Objective. Search the material below for the word "Service" and copy every line in which it occurs.
------ Exercise materials ------
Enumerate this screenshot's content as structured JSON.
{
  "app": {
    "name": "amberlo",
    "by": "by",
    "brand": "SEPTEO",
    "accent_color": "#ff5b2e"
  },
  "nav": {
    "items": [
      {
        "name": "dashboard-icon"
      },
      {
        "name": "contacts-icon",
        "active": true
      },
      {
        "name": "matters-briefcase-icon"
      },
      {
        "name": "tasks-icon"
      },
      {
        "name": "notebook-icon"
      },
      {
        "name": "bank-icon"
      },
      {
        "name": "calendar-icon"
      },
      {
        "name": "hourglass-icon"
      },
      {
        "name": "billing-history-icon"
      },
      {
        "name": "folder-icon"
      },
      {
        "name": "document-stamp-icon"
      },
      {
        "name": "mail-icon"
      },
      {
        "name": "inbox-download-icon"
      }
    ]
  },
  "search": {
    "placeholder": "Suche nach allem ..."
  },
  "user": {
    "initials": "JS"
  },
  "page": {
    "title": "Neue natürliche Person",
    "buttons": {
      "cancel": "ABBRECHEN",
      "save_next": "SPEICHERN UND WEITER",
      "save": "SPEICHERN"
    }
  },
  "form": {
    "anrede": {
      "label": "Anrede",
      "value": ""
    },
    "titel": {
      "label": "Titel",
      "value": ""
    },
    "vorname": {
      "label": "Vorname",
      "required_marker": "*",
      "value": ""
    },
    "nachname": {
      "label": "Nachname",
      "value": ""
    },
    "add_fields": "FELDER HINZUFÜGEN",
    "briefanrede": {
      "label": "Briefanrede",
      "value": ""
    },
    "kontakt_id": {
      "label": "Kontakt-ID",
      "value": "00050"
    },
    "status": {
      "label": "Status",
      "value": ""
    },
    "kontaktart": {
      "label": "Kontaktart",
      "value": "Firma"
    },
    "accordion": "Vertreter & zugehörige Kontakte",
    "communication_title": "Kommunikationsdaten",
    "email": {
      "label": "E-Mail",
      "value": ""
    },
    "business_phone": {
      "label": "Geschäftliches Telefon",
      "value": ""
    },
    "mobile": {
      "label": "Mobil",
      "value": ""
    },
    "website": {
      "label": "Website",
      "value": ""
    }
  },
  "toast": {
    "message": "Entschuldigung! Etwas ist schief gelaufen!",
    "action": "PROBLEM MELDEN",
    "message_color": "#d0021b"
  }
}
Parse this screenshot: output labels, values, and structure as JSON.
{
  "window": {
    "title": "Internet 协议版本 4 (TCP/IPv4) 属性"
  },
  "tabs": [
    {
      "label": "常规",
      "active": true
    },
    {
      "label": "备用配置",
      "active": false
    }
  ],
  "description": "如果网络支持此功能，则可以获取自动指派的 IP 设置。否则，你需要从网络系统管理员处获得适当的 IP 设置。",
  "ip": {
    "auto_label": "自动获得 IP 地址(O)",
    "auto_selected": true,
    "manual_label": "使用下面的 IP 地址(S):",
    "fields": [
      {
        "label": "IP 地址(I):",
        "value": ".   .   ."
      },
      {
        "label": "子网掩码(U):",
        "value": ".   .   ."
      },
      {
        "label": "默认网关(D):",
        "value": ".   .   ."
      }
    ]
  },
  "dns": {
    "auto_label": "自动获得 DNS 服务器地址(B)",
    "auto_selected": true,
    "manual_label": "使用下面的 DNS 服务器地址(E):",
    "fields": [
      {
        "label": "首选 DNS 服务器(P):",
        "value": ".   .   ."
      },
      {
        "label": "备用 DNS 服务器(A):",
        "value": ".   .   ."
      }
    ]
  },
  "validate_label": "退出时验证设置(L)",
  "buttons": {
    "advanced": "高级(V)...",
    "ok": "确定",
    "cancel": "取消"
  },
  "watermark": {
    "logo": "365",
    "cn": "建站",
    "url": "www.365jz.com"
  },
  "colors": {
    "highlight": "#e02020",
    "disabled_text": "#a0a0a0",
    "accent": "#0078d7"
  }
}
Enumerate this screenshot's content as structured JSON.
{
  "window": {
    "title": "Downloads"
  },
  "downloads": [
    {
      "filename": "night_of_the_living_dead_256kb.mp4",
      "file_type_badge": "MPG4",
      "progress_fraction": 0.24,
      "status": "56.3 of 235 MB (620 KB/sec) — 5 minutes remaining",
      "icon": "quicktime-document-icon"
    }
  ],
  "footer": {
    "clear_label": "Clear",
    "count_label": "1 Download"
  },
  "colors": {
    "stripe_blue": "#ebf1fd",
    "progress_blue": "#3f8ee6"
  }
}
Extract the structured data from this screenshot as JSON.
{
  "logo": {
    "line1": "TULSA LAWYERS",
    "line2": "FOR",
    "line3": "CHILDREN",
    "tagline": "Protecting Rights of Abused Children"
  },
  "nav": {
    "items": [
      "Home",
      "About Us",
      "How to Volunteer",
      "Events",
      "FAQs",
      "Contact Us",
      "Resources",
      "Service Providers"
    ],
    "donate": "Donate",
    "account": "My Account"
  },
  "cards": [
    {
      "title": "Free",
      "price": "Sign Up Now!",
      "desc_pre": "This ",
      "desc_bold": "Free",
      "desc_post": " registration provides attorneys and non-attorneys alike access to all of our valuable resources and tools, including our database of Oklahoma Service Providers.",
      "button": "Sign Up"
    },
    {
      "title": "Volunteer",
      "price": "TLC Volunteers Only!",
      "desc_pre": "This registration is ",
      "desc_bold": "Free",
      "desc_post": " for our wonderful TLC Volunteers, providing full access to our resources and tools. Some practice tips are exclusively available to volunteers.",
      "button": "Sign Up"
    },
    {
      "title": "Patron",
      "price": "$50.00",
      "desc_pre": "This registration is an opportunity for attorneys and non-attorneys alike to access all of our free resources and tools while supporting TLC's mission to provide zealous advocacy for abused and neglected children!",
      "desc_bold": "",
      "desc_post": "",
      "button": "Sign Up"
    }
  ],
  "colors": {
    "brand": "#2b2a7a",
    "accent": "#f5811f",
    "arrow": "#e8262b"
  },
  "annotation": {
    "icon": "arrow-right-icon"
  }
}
------
Exercise solution.
      "Service Providers"
      "desc_post": " registration provides attorneys and non-attorneys alike access to all of our valuable resources and tools, including our database of Oklahoma Service Providers.",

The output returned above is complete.